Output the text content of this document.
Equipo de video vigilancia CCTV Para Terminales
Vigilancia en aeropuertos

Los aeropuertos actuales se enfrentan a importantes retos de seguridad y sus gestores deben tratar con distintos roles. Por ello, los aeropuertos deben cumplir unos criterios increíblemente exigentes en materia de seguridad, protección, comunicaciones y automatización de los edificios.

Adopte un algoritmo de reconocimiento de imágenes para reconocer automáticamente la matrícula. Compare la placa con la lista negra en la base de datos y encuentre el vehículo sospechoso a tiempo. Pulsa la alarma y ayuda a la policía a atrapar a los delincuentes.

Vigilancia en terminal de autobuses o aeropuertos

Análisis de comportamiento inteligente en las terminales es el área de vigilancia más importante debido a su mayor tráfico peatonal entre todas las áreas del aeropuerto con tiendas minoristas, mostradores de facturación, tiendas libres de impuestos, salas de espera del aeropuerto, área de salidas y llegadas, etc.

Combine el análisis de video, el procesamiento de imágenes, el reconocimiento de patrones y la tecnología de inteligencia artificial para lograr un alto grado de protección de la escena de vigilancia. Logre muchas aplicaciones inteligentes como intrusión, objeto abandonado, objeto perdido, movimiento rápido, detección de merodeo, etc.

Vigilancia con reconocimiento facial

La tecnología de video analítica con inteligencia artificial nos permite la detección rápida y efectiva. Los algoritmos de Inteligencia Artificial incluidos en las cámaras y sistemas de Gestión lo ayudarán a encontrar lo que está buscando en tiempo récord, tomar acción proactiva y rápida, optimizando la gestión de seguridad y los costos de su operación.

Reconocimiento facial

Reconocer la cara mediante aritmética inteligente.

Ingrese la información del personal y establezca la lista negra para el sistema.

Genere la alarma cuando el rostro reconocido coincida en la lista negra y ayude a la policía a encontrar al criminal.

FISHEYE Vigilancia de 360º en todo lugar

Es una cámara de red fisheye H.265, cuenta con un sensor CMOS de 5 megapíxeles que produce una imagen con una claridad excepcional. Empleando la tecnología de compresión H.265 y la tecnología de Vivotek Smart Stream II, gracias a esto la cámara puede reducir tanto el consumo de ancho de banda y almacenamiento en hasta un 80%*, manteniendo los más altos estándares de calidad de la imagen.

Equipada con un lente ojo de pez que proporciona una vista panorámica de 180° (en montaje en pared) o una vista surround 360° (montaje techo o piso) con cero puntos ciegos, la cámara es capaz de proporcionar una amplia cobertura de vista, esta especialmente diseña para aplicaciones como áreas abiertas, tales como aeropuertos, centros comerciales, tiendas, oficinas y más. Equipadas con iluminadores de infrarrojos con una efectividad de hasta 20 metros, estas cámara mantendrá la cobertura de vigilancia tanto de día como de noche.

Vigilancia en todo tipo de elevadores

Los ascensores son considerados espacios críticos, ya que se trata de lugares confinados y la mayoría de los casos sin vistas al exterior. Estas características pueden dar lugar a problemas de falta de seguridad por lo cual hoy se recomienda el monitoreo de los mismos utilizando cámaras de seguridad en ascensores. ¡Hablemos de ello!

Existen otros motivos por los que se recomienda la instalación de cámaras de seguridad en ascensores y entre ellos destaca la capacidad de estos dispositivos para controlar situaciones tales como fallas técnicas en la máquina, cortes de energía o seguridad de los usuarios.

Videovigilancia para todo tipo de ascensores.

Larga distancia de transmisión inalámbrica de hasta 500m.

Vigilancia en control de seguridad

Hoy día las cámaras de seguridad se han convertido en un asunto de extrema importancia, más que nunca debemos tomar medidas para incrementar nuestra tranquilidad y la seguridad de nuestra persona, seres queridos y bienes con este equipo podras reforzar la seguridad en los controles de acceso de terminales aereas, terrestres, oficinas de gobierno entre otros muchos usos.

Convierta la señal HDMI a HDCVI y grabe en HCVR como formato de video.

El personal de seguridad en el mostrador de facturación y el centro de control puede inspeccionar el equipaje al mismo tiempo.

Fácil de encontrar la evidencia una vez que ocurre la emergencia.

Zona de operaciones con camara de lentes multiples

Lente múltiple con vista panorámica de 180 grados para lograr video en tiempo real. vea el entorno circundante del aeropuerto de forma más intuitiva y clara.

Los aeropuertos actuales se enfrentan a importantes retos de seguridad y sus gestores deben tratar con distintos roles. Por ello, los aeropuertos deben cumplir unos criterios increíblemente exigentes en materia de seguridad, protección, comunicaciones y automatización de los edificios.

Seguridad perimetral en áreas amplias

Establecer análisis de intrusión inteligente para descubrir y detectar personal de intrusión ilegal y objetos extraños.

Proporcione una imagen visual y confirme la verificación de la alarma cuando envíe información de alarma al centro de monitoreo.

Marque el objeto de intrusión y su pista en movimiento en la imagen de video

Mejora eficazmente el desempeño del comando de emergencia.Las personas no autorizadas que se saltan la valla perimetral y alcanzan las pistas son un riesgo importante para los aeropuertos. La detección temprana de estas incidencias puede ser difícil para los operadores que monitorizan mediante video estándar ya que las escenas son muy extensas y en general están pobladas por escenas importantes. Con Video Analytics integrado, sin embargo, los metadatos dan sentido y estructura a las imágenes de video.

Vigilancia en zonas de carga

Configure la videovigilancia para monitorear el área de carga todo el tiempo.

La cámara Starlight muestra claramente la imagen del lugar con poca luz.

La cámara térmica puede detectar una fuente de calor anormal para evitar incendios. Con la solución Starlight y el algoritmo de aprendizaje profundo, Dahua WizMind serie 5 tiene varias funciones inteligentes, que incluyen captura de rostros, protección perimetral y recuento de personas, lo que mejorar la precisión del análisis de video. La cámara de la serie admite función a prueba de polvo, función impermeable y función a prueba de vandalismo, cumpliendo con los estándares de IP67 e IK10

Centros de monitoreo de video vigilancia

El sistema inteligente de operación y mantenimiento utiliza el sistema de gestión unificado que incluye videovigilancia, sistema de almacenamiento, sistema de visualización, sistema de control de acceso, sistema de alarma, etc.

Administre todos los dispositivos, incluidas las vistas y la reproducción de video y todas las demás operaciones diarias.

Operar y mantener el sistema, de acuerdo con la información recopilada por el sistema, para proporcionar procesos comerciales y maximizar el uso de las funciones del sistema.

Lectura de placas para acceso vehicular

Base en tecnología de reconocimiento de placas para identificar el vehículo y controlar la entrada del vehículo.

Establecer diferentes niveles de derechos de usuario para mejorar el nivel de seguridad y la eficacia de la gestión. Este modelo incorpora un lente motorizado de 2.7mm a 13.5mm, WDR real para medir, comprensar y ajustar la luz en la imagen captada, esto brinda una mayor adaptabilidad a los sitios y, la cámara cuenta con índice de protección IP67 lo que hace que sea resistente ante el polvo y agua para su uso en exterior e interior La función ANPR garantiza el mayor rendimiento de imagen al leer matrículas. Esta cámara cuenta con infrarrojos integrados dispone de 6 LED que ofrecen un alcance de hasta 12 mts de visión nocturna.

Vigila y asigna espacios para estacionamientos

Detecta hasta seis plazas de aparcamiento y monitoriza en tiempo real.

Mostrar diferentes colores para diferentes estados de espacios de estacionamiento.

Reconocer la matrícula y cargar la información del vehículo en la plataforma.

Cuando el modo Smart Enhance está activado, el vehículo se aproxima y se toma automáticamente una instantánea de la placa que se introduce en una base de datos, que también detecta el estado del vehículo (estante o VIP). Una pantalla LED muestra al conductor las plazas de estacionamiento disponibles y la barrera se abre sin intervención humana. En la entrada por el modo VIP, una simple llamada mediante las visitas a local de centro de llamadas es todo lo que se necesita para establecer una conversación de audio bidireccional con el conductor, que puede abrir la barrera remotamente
· · · · · · ·
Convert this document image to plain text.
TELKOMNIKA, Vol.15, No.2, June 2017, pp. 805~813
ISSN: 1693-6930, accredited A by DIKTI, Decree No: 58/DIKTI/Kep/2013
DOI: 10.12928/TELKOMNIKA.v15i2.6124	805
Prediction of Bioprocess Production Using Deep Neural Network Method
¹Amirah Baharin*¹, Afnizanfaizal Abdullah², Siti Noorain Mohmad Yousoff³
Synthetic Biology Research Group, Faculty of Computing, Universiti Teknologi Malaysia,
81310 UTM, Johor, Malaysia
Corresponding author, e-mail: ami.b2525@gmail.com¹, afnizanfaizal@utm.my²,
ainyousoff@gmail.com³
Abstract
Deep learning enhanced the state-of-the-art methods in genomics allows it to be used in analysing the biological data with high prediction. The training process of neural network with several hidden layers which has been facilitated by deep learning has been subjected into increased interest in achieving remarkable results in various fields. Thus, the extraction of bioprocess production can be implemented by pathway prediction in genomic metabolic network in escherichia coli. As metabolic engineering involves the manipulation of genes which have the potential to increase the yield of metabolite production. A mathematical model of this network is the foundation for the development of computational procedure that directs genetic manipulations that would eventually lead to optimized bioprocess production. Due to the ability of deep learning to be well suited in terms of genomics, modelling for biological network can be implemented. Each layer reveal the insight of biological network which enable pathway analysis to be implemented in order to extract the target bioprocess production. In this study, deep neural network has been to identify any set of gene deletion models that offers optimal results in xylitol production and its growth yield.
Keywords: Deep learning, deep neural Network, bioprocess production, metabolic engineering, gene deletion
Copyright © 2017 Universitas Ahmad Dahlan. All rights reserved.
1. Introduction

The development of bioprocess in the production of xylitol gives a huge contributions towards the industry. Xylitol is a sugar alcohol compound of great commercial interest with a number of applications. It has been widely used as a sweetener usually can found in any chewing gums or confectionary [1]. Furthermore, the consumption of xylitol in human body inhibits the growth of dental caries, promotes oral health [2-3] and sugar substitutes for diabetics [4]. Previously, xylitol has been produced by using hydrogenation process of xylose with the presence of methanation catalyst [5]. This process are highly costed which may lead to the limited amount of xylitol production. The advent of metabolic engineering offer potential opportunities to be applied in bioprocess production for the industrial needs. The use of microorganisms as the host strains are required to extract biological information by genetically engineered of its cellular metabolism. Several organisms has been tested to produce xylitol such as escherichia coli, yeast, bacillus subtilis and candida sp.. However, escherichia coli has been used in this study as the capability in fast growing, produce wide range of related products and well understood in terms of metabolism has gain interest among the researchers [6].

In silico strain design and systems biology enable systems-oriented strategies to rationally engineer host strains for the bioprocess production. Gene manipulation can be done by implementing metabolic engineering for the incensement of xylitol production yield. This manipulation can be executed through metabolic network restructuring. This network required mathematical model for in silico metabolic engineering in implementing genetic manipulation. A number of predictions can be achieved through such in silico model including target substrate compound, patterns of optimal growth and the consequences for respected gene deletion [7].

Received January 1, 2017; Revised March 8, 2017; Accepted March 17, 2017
· · · · · · ·
Exercise prompt
Nothing but the lines with "text" should be returned, copied from the entries above.

Exercise result
Output the text content of this document.
Convert this document image to plain text.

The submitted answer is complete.